Are you able to quote each entry exactly as written?

__________________________________________________

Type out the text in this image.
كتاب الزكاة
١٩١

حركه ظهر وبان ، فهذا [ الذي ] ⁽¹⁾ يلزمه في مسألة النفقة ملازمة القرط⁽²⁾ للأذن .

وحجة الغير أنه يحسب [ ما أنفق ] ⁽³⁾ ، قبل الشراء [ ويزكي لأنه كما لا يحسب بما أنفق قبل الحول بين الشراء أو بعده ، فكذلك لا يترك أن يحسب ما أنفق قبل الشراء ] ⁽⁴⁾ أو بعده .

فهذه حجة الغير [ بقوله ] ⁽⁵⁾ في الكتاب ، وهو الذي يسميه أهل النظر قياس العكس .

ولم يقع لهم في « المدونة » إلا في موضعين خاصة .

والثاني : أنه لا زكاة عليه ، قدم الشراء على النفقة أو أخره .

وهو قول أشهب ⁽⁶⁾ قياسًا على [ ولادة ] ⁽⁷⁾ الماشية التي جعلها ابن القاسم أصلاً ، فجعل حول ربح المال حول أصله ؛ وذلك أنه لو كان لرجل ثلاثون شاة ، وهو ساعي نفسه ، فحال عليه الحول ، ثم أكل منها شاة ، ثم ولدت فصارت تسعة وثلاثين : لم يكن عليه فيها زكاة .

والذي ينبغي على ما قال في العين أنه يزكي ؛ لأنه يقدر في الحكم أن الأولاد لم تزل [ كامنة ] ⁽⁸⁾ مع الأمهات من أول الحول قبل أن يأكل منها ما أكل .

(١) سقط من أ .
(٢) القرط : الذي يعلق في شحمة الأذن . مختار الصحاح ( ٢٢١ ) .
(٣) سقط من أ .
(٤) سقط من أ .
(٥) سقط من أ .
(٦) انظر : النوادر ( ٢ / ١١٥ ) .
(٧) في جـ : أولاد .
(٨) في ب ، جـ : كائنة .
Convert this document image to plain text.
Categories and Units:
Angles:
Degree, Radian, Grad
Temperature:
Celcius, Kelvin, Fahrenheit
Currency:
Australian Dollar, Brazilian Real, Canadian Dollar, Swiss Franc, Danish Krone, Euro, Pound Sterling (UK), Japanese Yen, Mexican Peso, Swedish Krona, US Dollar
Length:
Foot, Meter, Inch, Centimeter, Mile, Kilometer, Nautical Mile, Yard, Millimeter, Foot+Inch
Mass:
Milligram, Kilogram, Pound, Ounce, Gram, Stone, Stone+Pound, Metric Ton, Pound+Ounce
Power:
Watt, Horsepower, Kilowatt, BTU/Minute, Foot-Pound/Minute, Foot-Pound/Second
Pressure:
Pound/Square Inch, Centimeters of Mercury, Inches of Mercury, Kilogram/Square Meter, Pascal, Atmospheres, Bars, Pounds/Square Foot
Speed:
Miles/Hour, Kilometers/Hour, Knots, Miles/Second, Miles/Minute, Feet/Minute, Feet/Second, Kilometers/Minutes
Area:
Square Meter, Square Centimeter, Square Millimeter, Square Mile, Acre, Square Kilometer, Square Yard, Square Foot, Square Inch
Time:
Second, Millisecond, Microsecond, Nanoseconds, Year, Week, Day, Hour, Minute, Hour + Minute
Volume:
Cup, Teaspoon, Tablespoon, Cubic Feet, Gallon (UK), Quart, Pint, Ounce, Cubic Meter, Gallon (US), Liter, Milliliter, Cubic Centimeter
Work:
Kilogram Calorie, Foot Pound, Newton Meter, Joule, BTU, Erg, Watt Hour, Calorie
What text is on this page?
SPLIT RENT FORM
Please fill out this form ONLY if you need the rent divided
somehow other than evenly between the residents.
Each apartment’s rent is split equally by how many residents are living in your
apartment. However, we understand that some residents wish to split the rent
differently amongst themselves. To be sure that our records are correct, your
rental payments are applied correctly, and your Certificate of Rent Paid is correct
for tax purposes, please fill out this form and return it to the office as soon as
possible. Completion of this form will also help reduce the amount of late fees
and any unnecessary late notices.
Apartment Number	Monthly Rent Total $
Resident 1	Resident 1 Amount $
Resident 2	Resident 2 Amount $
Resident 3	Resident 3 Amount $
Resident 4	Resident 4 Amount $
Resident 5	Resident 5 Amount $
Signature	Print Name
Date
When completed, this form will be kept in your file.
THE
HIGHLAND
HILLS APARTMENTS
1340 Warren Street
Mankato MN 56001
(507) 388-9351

__________________________________________________

TASK ANSWER –
Type out the text in this image.
كتاب الزكاة
١٩١

حركه ظهر وبان ، فهذا [ الذي ] ⁽¹⁾ يلزمه في مسألة النفقة ملازمة القرط⁽²⁾ للأذن .

وحجة الغير أنه يحسب [ ما أنفق ] ⁽³⁾ ، قبل الشراء [ ويزكي لأنه كما لا يحسب بما أنفق قبل الحول بين الشراء أو بعده ، فكذلك لا يترك أن يحسب ما أنفق قبل الشراء ] ⁽⁴⁾ أو بعده .

فهذه حجة الغير [ بقوله ] ⁽⁵⁾ في الكتاب ، وهو الذي يسميه أهل النظر قياس العكس .

ولم يقع لهم في « المدونة » إلا في موضعين خاصة .

والثاني : أنه لا زكاة عليه ، قدم الشراء على النفقة أو أخره .

وهو قول أشهب ⁽⁶⁾ قياسًا على [ ولادة ] ⁽⁷⁾ الماشية التي جعلها ابن القاسم أصلاً ، فجعل حول ربح المال حول أصله ؛ وذلك أنه لو كان لرجل ثلاثون شاة ، وهو ساعي نفسه ، فحال عليه الحول ، ثم أكل منها شاة ، ثم ولدت فصارت تسعة وثلاثين : لم يكن عليه فيها زكاة .

والذي ينبغي على ما قال في العين أنه يزكي ؛ لأنه يقدر في الحكم أن الأولاد لم تزل [ كامنة ] ⁽⁸⁾ مع الأمهات من أول الحول قبل أن يأكل منها ما أكل .

(١) سقط من أ .
(٢) القرط : الذي يعلق في شحمة الأذن . مختار الصحاح ( ٢٢١ ) .
(٣) سقط من أ .
(٤) سقط من أ .
(٥) سقط من أ .
(٦) انظر : النوادر ( ٢ / ١١٥ ) .
(٧) في جـ : أولاد .
(٨) في ب ، جـ : كائنة .
Convert this document image to plain text.
Categories and Units:
Angles:
Degree, Radian, Grad
Temperature:
Celcius, Kelvin, Fahrenheit
Currency:
Australian Dollar, Brazilian Real, Canadian Dollar, Swiss Franc, Danish Krone, Euro, Pound Sterling (UK), Japanese Yen, Mexican Peso, Swedish Krona, US Dollar
Length:
Foot, Meter, Inch, Centimeter, Mile, Kilometer, Nautical Mile, Yard, Millimeter, Foot+Inch
Mass:
Milligram, Kilogram, Pound, Ounce, Gram, Stone, Stone+Pound, Metric Ton, Pound+Ounce
Power:
Watt, Horsepower, Kilowatt, BTU/Minute, Foot-Pound/Minute, Foot-Pound/Second
Pressure:
Pound/Square Inch, Centimeters of Mercury, Inches of Mercury, Kilogram/Square Meter, Pascal, Atmospheres, Bars, Pounds/Square Foot
Speed:
Miles/Hour, Kilometers/Hour, Knots, Miles/Second, Miles/Minute, Feet/Minute, Feet/Second, Kilometers/Minutes
Area:
Square Meter, Square Centimeter, Square Millimeter, Square Mile, Acre, Square Kilometer, Square Yard, Square Foot, Square Inch
Time:
Second, Millisecond, Microsecond, Nanoseconds, Year, Week, Day, Hour, Minute, Hour + Minute
Volume:
Cup, Teaspoon, Tablespoon, Cubic Feet, Gallon (UK), Quart, Pint, Ounce, Cubic Meter, Gallon (US), Liter, Milliliter, Cubic Centimeter
Work:
Kilogram Calorie, Foot Pound, Newton Meter, Joule, BTU, Erg, Watt Hour, Calorie
What text is on this page?
SPLIT RENT FORM
Please fill out this form ONLY if you need the rent divided
somehow other than evenly between the residents.
Each apartment’s rent is split equally by how many residents are living in your
apartment. However, we understand that some residents wish to split the rent
differently amongst themselves. To be sure that our records are correct, your
rental payments are applied correctly, and your Certificate of Rent Paid is correct
for tax purposes, please fill out this form and return it to the office as soon as
possible. Completion of this form will also help reduce the amount of late fees
and any unnecessary late notices.
Apartment Number	Monthly Rent Total $
Resident 1	Resident 1 Amount $
Resident 2	Resident 2 Amount $
Resident 3	Resident 3 Amount $
Resident 4	Resident 4 Amount $
Resident 5	Resident 5 Amount $
Signature	Print Name
Date
When completed, this form will be kept in your file.
THE
HIGHLAND
HILLS APARTMENTS
1340 Warren Street
Mankato MN 56001
(507) 388-9351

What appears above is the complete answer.